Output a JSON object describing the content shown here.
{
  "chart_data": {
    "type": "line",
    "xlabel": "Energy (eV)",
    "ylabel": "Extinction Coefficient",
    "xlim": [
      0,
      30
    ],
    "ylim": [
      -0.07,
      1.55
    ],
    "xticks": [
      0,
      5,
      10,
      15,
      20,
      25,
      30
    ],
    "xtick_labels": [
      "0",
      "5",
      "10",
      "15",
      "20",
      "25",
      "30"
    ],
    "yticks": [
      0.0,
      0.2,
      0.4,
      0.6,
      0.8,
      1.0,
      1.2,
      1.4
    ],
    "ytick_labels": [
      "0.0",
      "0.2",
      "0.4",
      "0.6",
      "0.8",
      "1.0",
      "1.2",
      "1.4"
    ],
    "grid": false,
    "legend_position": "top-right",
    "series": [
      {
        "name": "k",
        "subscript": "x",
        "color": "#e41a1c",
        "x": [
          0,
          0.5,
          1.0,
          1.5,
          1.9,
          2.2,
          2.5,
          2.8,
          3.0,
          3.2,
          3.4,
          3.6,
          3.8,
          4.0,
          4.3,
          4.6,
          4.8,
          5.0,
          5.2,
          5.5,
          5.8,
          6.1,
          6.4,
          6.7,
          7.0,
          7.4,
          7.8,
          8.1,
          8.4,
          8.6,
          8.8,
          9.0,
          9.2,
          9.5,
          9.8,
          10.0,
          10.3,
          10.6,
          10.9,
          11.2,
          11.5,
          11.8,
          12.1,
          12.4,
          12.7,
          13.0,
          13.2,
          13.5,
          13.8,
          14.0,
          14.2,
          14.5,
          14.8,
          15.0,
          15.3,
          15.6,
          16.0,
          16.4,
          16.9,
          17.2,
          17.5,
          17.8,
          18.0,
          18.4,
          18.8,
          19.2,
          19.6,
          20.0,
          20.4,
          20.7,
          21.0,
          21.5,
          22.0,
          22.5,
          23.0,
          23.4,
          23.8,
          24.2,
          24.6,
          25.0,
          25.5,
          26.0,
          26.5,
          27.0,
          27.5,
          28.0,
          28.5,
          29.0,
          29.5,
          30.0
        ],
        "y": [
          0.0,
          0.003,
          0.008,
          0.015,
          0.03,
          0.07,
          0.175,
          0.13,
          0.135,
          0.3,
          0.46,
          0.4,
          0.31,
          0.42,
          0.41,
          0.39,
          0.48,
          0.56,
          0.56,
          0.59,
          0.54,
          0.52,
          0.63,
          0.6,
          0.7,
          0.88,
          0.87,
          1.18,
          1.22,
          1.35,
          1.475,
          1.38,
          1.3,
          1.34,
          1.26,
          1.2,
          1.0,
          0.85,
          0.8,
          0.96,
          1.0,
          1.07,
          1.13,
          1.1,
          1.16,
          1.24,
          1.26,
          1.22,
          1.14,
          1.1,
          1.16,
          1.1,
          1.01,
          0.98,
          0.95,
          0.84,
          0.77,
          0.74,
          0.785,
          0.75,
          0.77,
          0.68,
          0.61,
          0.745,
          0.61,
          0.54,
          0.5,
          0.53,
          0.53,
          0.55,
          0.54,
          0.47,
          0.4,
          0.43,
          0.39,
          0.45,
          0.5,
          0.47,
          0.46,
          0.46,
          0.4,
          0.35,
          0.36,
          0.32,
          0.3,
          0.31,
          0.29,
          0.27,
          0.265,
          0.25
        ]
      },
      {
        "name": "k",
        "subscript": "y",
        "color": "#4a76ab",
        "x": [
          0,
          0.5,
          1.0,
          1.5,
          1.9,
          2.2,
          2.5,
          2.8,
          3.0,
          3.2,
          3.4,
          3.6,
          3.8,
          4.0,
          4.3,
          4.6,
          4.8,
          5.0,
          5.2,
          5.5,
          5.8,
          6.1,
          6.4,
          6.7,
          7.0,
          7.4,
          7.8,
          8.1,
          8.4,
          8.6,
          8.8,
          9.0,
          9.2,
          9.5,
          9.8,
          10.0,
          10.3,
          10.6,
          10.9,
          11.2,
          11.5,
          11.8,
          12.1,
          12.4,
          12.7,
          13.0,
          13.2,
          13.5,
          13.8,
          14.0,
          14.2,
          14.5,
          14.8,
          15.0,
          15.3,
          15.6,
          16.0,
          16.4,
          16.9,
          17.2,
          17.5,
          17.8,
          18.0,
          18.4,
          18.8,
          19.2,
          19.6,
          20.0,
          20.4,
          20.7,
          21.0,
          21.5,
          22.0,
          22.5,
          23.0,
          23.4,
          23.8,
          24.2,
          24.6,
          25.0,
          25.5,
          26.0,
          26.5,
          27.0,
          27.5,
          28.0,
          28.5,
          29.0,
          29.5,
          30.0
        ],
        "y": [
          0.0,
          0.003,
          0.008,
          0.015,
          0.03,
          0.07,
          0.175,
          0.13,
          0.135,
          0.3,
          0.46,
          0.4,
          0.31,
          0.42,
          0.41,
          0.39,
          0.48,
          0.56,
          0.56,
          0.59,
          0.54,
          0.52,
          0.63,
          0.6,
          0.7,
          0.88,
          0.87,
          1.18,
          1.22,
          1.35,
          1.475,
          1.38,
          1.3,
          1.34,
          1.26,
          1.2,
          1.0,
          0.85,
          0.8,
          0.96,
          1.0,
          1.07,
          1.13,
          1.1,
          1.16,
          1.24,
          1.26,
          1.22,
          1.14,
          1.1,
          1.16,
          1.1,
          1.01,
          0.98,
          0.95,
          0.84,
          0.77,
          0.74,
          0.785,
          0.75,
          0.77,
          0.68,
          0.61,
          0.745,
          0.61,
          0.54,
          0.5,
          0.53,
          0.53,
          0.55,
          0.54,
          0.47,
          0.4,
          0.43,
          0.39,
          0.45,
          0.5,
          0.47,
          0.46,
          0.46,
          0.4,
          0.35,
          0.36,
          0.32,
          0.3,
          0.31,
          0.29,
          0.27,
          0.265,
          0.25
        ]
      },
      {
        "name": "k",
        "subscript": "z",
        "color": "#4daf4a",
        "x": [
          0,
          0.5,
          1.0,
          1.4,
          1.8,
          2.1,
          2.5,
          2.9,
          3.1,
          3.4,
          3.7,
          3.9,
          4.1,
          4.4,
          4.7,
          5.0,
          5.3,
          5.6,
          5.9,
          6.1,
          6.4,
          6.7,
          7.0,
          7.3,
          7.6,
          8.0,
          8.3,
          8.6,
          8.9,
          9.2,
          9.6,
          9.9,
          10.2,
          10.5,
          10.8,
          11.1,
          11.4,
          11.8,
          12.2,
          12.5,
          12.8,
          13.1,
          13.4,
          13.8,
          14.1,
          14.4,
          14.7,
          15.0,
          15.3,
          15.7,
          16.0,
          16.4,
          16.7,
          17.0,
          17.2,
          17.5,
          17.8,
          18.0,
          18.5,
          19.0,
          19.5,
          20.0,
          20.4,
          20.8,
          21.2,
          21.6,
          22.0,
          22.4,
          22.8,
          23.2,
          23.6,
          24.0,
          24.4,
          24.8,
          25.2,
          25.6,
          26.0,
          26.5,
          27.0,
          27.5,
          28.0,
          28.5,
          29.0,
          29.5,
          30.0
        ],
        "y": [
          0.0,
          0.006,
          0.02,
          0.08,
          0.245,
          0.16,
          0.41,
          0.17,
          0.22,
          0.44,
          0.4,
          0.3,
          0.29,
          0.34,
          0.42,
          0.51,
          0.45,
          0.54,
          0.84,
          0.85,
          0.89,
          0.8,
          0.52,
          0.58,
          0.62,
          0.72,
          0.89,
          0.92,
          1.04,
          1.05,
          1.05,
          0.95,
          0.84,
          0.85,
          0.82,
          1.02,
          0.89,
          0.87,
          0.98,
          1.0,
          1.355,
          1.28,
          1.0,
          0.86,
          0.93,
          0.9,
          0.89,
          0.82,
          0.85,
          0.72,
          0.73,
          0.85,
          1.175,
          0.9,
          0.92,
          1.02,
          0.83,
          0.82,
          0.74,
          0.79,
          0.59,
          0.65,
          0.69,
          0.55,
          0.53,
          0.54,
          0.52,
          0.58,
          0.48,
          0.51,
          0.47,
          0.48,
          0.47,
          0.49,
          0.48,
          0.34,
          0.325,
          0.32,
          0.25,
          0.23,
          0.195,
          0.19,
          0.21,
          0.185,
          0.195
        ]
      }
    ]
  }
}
★ ★ ★
> **Stated goal**
Count every line in the preceding entries where the string "subscript" appears, then state only the total.

> **Answer to this problem**
3